▶ [Problem description]:
Word for word, give the material below again, minus any images.

▶ [Dataset records]:
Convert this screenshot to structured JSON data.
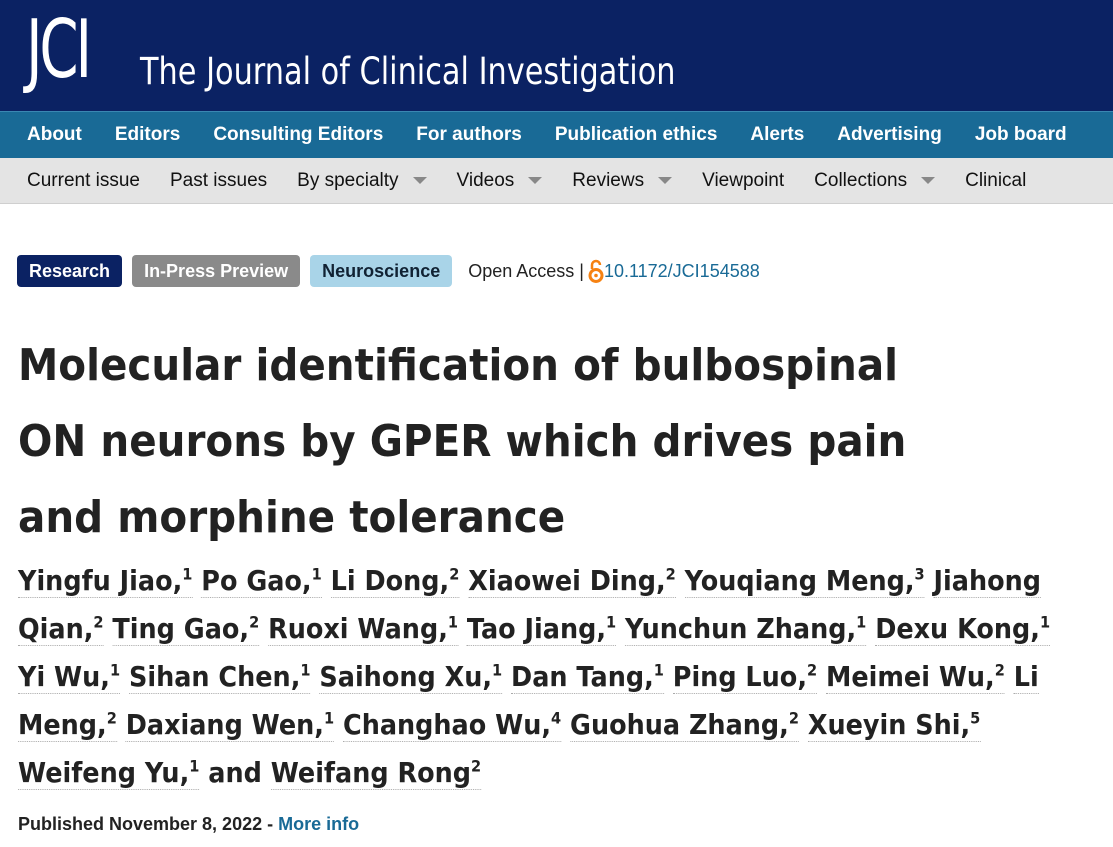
{
  "masthead": {
    "logo_text": "JCI",
    "journal_name": "The Journal of Clinical Investigation"
  },
  "nav_primary": [
    "About",
    "Editors",
    "Consulting Editors",
    "For authors",
    "Publication ethics",
    "Alerts",
    "Advertising",
    "Job board"
  ],
  "nav_secondary": [
    {
      "label": "Current issue",
      "dropdown": false
    },
    {
      "label": "Past issues",
      "dropdown": false
    },
    {
      "label": "By specialty",
      "dropdown": true
    },
    {
      "label": "Videos",
      "dropdown": true
    },
    {
      "label": "Reviews",
      "dropdown": true
    },
    {
      "label": "Viewpoint",
      "dropdown": false
    },
    {
      "label": "Collections",
      "dropdown": true
    },
    {
      "label": "Clinical",
      "dropdown": false
    }
  ],
  "tags": {
    "research": "Research",
    "in_press": "In-Press Preview",
    "specialty": "Neuroscience"
  },
  "open_access": "Open Access |",
  "doi": "10.1172/JCI154588",
  "title": "Molecular identification of bulbospinal ON neurons by GPER which drives pain and morphine tolerance",
  "authors": [
    {
      "name": "Yingfu Jiao",
      "aff": "1"
    },
    {
      "name": "Po Gao",
      "aff": "1"
    },
    {
      "name": "Li Dong",
      "aff": "2"
    },
    {
      "name": "Xiaowei Ding",
      "aff": "2"
    },
    {
      "name": "Youqiang Meng",
      "aff": "3"
    },
    {
      "name": "Jiahong Qian",
      "aff": "2"
    },
    {
      "name": "Ting Gao",
      "aff": "2"
    },
    {
      "name": "Ruoxi Wang",
      "aff": "1"
    },
    {
      "name": "Tao Jiang",
      "aff": "1"
    },
    {
      "name": "Yunchun Zhang",
      "aff": "1"
    },
    {
      "name": "Dexu Kong",
      "aff": "1"
    },
    {
      "name": "Yi Wu",
      "aff": "1"
    },
    {
      "name": "Sihan Chen",
      "aff": "1"
    },
    {
      "name": "Saihong Xu",
      "aff": "1"
    },
    {
      "name": "Dan Tang",
      "aff": "1"
    },
    {
      "name": "Ping Luo",
      "aff": "2"
    },
    {
      "name": "Meimei Wu",
      "aff": "2"
    },
    {
      "name": "Li Meng",
      "aff": "2"
    },
    {
      "name": "Daxiang Wen",
      "aff": "1"
    },
    {
      "name": "Changhao Wu",
      "aff": "4"
    },
    {
      "name": "Guohua Zhang",
      "aff": "2"
    },
    {
      "name": "Xueyin Shi",
      "aff": "5"
    },
    {
      "name": "Weifeng Yu",
      "aff": "1"
    },
    {
      "name": "Weifang Rong",
      "aff": "2"
    }
  ],
  "authors_and": "and",
  "published_label": "Published November 8, 2022 -",
  "more_info": "More info",
  "colors": {
    "masthead": "#0b2263",
    "nav_primary": "#196a96",
    "nav_secondary": "#e4e4e4",
    "research_tag": "#0b2263",
    "inpress_tag": "#8a8a8a",
    "neuro_tag": "#a9d4e8",
    "link": "#196a96",
    "oa_icon": "#f68212"
  }
}
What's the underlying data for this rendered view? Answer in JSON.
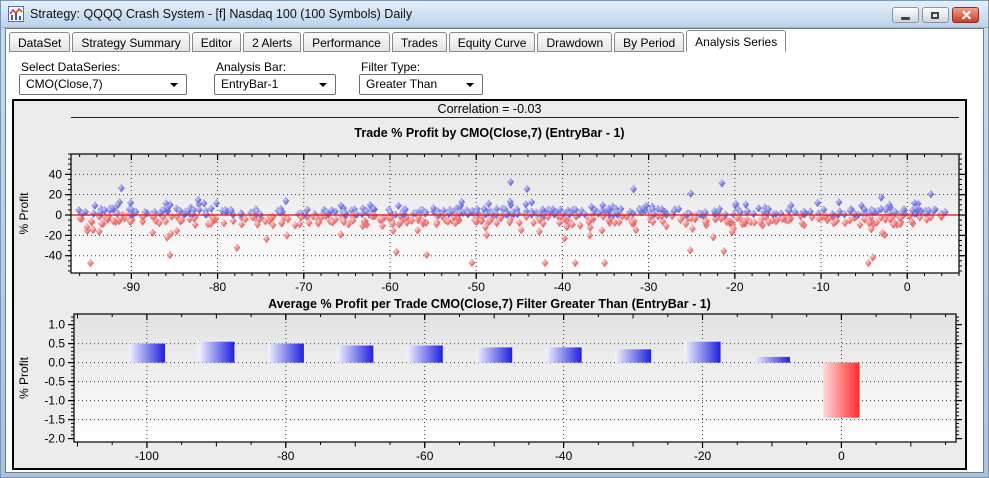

▶ [Answer to this exercise]:
Convert this screenshot to structured JSON data.
{
  "masthead": {
    "logo_text": "JCI",
    "journal_name": "The Journal of Clinical Investigation"
  },
  "nav_primary": [
    "About",
    "Editors",
    "Consulting Editors",
    "For authors",
    "Publication ethics",
    "Alerts",
    "Advertising",
    "Job board"
  ],
  "nav_secondary": [
    {
      "label": "Current issue",
      "dropdown": false
    },
    {
      "label": "Past issues",
      "dropdown": false
    },
    {
      "label": "By specialty",
      "dropdown": true
    },
    {
      "label": "Videos",
      "dropdown": true
    },
    {
      "label": "Reviews",
      "dropdown": true
    },
    {
      "label": "Viewpoint",
      "dropdown": false
    },
    {
      "label": "Collections",
      "dropdown": true
    },
    {
      "label": "Clinical",
      "dropdown": false
    }
  ],
  "tags": {
    "research": "Research",
    "in_press": "In-Press Preview",
    "specialty": "Neuroscience"
  },
  "open_access": "Open Access |",
  "doi": "10.1172/JCI154588",
  "title": "Molecular identification of bulbospinal ON neurons by GPER which drives pain and morphine tolerance",
  "authors": [
    {
      "name": "Yingfu Jiao",
      "aff": "1"
    },
    {
      "name": "Po Gao",
      "aff": "1"
    },
    {
      "name": "Li Dong",
      "aff": "2"
    },
    {
      "name": "Xiaowei Ding",
      "aff": "2"
    },
    {
      "name": "Youqiang Meng",
      "aff": "3"
    },
    {
      "name": "Jiahong Qian",
      "aff": "2"
    },
    {
      "name": "Ting Gao",
      "aff": "2"
    },
    {
      "name": "Ruoxi Wang",
      "aff": "1"
    },
    {
      "name": "Tao Jiang",
      "aff": "1"
    },
    {
      "name": "Yunchun Zhang",
      "aff": "1"
    },
    {
      "name": "Dexu Kong",
      "aff": "1"
    },
    {
      "name": "Yi Wu",
      "aff": "1"
    },
    {
      "name": "Sihan Chen",
      "aff": "1"
    },
    {
      "name": "Saihong Xu",
      "aff": "1"
    },
    {
      "name": "Dan Tang",
      "aff": "1"
    },
    {
      "name": "Ping Luo",
      "aff": "2"
    },
    {
      "name": "Meimei Wu",
      "aff": "2"
    },
    {
      "name": "Li Meng",
      "aff": "2"
    },
    {
      "name": "Daxiang Wen",
      "aff": "1"
    },
    {
      "name": "Changhao Wu",
      "aff": "4"
    },
    {
      "name": "Guohua Zhang",
      "aff": "2"
    },
    {
      "name": "Xueyin Shi",
      "aff": "5"
    },
    {
      "name": "Weifeng Yu",
      "aff": "1"
    },
    {
      "name": "Weifang Rong",
      "aff": "2"
    }
  ],
  "authors_and": "and",
  "published_label": "Published November 8, 2022 -",
  "more_info": "More info",
  "colors": {
    "masthead": "#0b2263",
    "nav_primary": "#196a96",
    "nav_secondary": "#e4e4e4",
    "research_tag": "#0b2263",
    "inpress_tag": "#8a8a8a",
    "neuro_tag": "#a9d4e8",
    "link": "#196a96",
    "oa_icon": "#f68212"
  }
}
What's the underlying data for this rendered view? Answer in JSON.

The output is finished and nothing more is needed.